◆ **SET PROBLEM**
Scan the data below for the string "three". Show every line where it turns up.

◆ **GIVEN DATA**
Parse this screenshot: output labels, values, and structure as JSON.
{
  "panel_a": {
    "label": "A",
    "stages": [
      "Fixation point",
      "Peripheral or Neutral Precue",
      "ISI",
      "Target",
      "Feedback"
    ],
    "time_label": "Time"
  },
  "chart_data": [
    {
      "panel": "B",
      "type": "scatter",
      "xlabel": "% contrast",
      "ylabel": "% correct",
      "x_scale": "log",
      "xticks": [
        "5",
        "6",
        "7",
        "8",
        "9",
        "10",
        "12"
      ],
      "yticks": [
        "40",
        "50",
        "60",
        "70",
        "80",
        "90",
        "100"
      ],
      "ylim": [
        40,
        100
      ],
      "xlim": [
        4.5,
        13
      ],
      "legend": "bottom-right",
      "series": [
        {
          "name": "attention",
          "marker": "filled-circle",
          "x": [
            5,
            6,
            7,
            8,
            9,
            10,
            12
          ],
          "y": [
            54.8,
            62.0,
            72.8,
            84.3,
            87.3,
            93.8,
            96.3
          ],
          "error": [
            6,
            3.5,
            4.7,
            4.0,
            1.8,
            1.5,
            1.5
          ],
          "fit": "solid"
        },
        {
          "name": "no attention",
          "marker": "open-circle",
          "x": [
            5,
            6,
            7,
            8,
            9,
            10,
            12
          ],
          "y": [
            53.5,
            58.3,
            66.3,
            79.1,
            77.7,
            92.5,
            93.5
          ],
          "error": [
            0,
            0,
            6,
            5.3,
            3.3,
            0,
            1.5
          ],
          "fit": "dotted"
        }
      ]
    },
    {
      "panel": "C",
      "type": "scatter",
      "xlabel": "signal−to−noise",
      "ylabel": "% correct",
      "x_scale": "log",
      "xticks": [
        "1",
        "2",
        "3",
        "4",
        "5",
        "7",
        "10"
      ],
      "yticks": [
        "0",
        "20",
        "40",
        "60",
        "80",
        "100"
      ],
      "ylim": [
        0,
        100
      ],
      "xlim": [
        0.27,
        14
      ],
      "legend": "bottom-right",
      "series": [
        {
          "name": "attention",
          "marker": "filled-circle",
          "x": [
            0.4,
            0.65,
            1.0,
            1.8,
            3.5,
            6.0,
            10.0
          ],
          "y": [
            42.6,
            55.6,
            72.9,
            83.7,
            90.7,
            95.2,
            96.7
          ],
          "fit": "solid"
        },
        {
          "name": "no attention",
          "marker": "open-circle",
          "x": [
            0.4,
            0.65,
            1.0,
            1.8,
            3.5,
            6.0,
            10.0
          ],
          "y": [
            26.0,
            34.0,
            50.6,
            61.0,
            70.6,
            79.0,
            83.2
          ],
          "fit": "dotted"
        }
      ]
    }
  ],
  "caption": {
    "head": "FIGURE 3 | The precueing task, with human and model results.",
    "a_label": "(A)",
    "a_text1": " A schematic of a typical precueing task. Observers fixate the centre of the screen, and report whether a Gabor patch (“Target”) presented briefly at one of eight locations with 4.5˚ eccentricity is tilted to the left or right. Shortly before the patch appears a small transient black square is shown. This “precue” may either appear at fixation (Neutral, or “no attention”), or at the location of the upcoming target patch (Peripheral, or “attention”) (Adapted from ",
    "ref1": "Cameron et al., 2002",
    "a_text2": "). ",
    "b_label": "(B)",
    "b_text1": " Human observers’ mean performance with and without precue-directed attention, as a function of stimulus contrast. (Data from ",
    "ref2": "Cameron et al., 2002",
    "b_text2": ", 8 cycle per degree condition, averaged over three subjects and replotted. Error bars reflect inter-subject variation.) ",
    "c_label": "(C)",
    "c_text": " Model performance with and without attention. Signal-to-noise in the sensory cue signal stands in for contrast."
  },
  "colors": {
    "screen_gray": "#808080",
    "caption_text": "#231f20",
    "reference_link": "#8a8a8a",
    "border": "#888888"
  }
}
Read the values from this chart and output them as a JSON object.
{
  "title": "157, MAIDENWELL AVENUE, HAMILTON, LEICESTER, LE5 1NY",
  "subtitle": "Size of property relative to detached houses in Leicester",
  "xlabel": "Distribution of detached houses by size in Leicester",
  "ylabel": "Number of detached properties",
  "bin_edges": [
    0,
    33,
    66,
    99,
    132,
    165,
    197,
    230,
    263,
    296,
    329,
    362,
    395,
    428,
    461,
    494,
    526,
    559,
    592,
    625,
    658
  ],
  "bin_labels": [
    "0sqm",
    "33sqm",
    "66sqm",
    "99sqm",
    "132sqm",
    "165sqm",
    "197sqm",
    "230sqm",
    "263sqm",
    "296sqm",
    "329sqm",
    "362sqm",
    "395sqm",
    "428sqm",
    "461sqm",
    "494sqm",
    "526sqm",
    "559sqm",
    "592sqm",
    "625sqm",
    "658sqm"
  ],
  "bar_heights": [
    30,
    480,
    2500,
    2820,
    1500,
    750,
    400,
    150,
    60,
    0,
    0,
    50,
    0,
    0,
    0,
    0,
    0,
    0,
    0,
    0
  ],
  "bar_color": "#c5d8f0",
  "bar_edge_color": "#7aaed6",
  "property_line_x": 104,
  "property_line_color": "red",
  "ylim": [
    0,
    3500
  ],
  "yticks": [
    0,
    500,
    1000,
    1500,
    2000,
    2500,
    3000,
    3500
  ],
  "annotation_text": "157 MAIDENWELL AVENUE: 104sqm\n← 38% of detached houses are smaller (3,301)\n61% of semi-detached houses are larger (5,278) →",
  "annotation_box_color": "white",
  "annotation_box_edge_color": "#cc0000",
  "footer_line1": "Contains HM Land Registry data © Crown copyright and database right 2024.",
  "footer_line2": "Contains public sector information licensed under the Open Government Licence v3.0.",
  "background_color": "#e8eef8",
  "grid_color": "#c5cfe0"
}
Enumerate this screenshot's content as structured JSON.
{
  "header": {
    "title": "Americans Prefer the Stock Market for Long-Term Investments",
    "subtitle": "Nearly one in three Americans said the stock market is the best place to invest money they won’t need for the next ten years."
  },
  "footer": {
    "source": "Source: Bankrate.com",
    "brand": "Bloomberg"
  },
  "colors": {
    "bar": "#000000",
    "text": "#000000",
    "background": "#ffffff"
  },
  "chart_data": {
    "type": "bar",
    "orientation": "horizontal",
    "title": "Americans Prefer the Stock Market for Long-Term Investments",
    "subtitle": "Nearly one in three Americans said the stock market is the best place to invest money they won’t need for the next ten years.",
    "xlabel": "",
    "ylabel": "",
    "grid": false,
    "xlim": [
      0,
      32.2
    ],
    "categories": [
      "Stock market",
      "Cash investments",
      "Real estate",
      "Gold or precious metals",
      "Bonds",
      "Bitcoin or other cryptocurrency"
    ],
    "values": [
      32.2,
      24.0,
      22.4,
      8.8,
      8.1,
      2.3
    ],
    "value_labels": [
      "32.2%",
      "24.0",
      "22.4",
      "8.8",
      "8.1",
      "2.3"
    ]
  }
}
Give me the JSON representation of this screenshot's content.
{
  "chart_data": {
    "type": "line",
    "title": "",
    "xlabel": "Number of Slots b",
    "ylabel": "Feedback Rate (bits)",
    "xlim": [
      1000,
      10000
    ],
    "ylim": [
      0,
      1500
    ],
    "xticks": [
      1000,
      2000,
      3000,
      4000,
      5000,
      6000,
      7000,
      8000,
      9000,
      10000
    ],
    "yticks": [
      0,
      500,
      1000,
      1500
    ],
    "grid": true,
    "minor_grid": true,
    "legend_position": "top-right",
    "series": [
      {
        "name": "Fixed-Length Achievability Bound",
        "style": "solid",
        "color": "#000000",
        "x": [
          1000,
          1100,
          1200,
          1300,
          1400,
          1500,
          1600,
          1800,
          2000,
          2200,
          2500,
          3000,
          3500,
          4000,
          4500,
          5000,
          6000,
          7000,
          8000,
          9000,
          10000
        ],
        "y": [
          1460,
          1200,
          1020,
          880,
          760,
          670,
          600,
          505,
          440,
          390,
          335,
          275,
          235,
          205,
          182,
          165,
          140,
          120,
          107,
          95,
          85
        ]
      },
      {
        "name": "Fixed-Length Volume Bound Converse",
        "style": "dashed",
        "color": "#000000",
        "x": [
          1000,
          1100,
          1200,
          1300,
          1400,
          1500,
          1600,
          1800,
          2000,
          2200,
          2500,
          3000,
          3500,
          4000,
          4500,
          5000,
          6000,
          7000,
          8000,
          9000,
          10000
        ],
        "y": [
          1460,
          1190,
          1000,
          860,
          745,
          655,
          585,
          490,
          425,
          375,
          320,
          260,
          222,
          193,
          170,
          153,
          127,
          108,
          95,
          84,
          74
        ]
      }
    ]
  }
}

◆ **FINISHED EXERCISE**
    "b_text2": ", 8 cycle per degree condition, averaged over three subjects and replotted. Error bars reflect inter-subject variation.) ",
    "subtitle": "Nearly one in three Americans said the stock market is the best place to invest money they won’t need for the next ten years."
    "subtitle": "Nearly one in three Americans said the stock market is the best place to invest money they won’t need for the next ten years.",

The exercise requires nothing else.